# TASK GOAL
Gather every line below where "After" appears.

# RECORDS TO USE
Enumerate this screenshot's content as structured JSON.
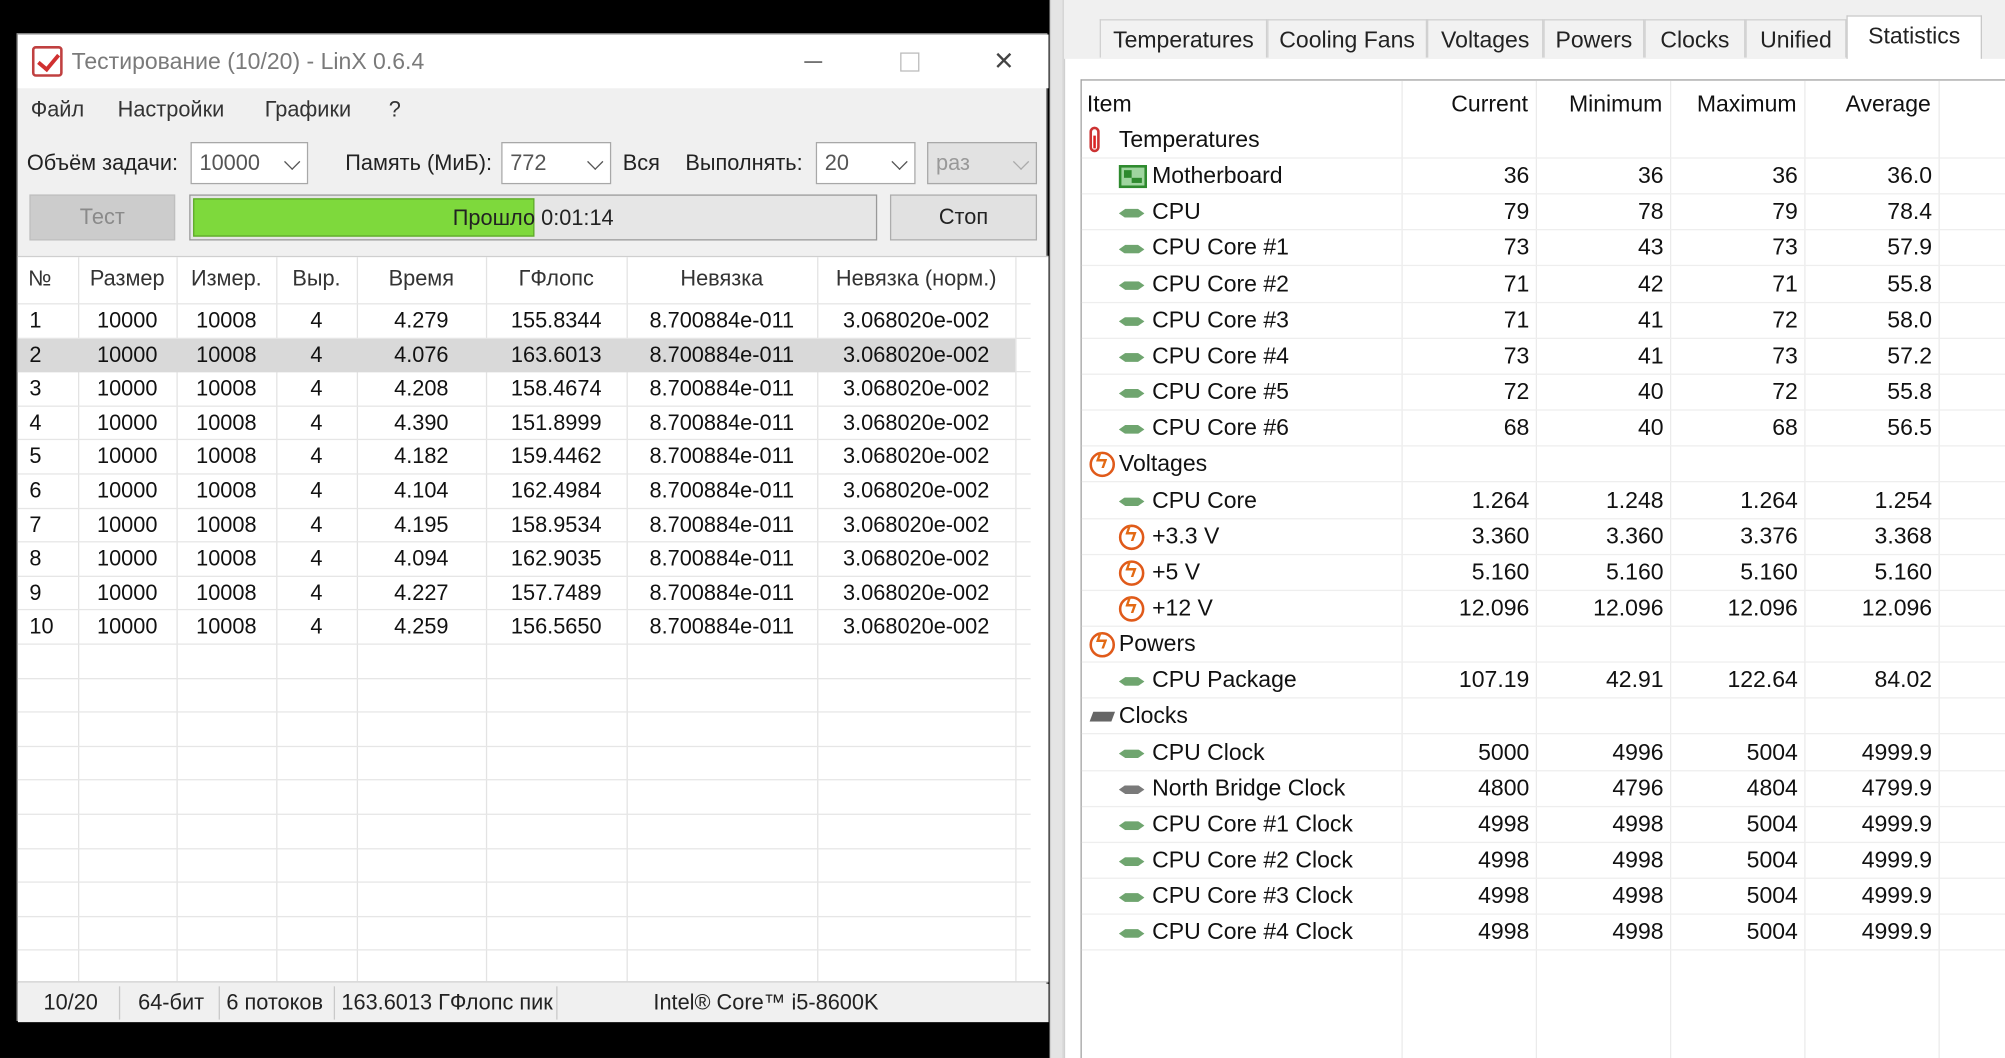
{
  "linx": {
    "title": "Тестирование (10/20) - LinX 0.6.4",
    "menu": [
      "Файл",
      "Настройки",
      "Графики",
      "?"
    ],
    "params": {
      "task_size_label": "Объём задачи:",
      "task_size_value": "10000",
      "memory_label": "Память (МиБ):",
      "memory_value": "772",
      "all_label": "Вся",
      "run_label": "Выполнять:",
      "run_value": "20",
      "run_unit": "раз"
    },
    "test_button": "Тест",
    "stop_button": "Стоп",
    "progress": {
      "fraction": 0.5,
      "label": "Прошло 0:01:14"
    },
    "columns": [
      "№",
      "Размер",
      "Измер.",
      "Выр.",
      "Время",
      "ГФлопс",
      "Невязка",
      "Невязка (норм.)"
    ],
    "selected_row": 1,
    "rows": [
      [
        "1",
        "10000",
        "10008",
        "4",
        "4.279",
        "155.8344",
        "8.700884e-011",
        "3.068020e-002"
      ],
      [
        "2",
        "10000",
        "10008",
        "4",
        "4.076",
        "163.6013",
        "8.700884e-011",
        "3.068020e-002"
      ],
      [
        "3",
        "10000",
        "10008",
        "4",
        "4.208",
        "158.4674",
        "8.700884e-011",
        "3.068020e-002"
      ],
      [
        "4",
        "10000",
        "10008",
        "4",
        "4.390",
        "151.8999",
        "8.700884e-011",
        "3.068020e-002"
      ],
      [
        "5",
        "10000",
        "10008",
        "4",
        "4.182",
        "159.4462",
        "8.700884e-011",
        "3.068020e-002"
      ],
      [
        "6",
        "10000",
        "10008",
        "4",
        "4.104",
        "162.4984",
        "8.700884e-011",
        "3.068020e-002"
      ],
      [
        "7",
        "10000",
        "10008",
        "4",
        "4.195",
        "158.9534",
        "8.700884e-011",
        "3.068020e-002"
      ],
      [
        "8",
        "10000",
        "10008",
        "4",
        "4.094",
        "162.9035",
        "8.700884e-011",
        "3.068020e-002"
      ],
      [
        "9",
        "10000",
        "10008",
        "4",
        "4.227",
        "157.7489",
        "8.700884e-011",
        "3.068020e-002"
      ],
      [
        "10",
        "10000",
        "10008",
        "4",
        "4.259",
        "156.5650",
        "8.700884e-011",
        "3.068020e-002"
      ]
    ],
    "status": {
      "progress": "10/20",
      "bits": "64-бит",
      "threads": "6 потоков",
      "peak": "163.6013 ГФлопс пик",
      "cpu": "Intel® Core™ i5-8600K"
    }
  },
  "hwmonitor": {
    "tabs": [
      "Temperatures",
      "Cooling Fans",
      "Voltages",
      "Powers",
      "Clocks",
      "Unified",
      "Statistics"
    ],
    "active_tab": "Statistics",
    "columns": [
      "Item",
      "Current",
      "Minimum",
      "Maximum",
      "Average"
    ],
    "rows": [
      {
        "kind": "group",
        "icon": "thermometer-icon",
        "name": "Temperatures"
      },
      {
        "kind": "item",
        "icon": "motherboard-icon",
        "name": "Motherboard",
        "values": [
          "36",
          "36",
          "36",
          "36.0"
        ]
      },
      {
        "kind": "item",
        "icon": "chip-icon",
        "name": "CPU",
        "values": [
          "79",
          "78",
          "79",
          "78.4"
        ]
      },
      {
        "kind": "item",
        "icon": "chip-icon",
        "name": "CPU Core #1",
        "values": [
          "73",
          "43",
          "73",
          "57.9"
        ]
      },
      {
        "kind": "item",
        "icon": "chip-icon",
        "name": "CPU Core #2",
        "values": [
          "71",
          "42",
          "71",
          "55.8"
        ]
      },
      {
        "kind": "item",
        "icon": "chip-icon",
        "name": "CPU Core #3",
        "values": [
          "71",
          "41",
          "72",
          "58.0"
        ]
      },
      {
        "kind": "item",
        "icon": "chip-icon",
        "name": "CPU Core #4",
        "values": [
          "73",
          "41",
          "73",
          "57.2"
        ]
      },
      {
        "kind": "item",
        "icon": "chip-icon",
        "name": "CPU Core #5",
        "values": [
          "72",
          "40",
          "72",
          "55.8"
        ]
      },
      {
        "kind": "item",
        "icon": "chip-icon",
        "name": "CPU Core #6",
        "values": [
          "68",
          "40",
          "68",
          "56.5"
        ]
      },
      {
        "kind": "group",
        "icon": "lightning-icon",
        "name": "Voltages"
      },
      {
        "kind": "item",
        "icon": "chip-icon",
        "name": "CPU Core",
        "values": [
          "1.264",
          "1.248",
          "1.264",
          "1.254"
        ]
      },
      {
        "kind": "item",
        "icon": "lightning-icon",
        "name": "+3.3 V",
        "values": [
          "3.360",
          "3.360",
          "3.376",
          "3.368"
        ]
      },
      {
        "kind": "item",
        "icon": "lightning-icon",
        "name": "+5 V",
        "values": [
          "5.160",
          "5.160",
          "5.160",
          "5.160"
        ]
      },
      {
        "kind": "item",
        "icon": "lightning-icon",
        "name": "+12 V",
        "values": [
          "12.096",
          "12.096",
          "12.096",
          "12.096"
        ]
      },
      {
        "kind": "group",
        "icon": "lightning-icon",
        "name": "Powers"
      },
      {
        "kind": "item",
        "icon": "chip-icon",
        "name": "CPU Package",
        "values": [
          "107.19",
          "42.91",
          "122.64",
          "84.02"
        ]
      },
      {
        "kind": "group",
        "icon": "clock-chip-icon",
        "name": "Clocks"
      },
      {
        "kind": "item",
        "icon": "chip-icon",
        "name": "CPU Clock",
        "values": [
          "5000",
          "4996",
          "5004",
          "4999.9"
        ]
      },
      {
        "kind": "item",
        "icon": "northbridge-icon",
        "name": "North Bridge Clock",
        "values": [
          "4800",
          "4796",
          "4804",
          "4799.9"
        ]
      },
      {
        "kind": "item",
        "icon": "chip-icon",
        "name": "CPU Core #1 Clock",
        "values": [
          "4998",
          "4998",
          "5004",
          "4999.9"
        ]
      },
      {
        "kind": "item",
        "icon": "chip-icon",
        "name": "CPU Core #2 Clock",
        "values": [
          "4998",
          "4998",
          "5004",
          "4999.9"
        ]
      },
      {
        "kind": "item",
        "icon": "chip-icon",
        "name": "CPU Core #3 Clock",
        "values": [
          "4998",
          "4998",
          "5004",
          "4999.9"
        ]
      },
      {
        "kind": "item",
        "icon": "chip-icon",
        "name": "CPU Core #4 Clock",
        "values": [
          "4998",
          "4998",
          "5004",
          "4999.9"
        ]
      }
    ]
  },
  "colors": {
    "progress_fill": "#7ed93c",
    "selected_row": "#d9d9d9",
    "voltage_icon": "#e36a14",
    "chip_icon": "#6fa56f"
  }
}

* * *

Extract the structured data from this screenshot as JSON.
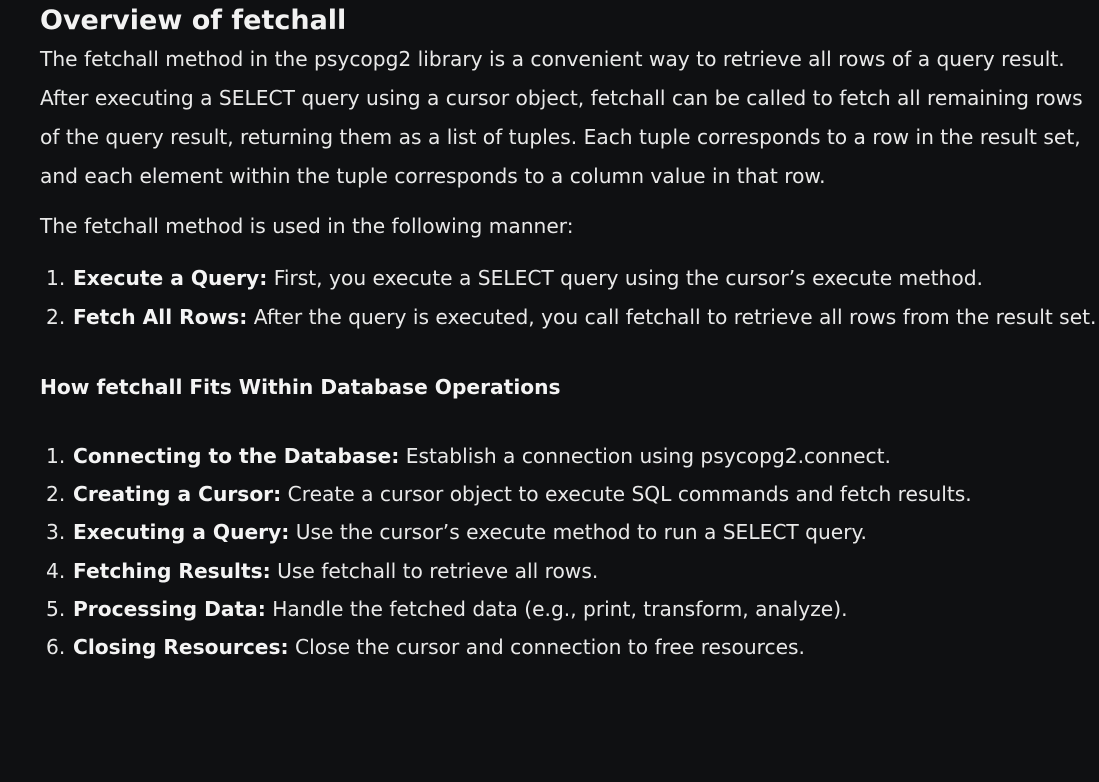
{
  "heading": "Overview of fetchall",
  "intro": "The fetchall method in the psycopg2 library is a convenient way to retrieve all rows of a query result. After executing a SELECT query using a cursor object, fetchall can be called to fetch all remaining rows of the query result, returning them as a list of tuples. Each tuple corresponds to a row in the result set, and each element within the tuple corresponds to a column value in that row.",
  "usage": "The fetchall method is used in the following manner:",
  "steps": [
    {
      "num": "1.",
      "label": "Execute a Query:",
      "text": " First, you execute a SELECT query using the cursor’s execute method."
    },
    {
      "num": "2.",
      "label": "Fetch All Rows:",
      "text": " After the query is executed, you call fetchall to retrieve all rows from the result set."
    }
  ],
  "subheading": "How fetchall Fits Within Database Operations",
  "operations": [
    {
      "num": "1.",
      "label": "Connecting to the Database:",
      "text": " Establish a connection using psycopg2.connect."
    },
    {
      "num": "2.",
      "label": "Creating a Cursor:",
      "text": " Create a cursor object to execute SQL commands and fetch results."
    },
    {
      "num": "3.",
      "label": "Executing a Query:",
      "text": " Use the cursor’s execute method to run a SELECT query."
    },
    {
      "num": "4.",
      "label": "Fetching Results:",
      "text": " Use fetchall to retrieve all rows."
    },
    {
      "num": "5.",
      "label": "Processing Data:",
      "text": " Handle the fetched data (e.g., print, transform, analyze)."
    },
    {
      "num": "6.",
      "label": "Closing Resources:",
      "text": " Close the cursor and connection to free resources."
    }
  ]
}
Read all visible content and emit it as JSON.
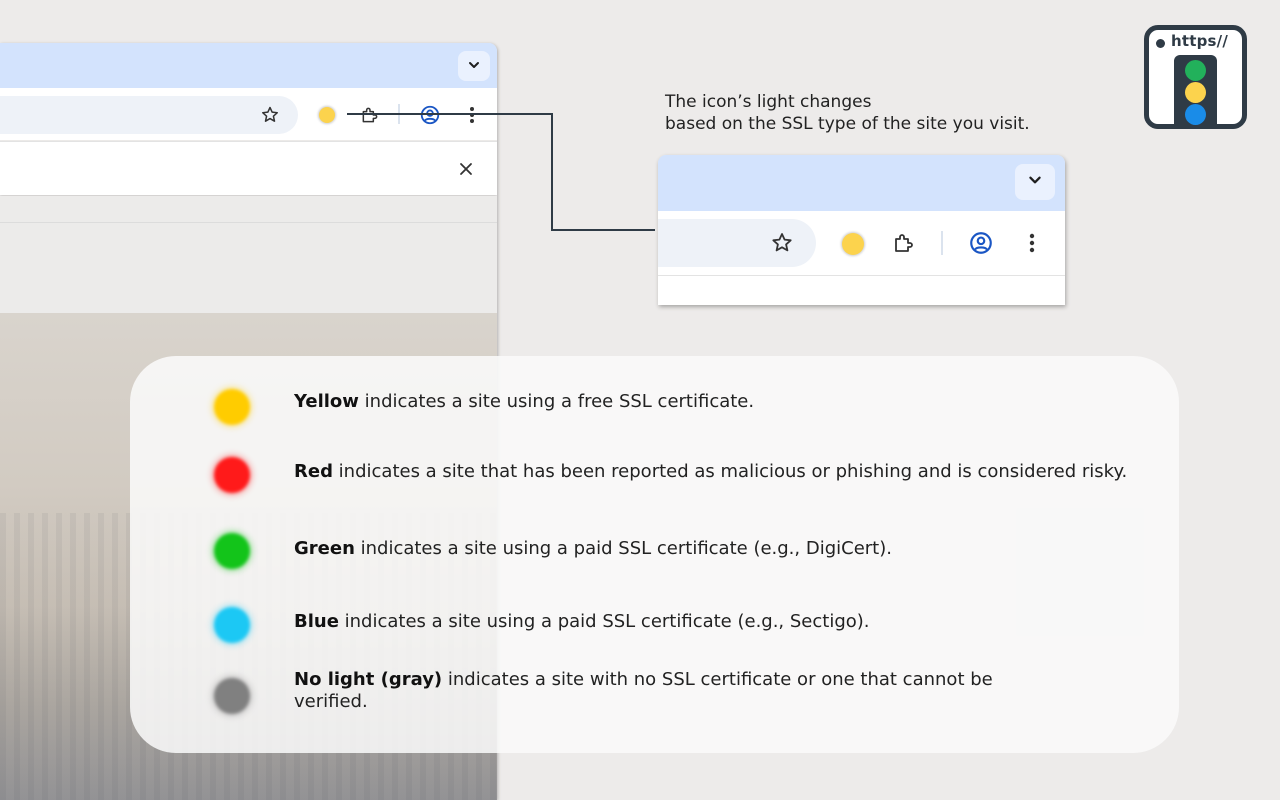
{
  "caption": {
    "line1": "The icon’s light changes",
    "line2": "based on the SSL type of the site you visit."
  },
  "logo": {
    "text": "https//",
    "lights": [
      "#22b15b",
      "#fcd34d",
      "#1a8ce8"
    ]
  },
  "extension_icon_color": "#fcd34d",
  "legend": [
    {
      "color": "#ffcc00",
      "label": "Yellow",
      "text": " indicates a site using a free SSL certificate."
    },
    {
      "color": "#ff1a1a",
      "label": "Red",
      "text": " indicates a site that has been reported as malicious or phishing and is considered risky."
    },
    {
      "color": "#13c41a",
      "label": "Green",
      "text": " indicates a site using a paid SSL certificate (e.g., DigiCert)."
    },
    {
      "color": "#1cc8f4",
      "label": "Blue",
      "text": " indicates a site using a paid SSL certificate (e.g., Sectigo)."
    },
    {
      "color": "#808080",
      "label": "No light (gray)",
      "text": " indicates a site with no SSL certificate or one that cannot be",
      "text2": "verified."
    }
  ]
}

# EXERCISE ANSWER
  "intro": "The fetchall method in the psycopg2 library is a convenient way to retrieve all rows of a query result. After executing a SELECT query using a cursor object, fetchall can be called to fetch all remaining rows of the query result, returning them as a list of tuples. Each tuple corresponds to a row in the result set, and each element within the tuple corresponds to a column value in that row.",
      "text": " After the query is executed, you call fetchall to retrieve all rows from the result set."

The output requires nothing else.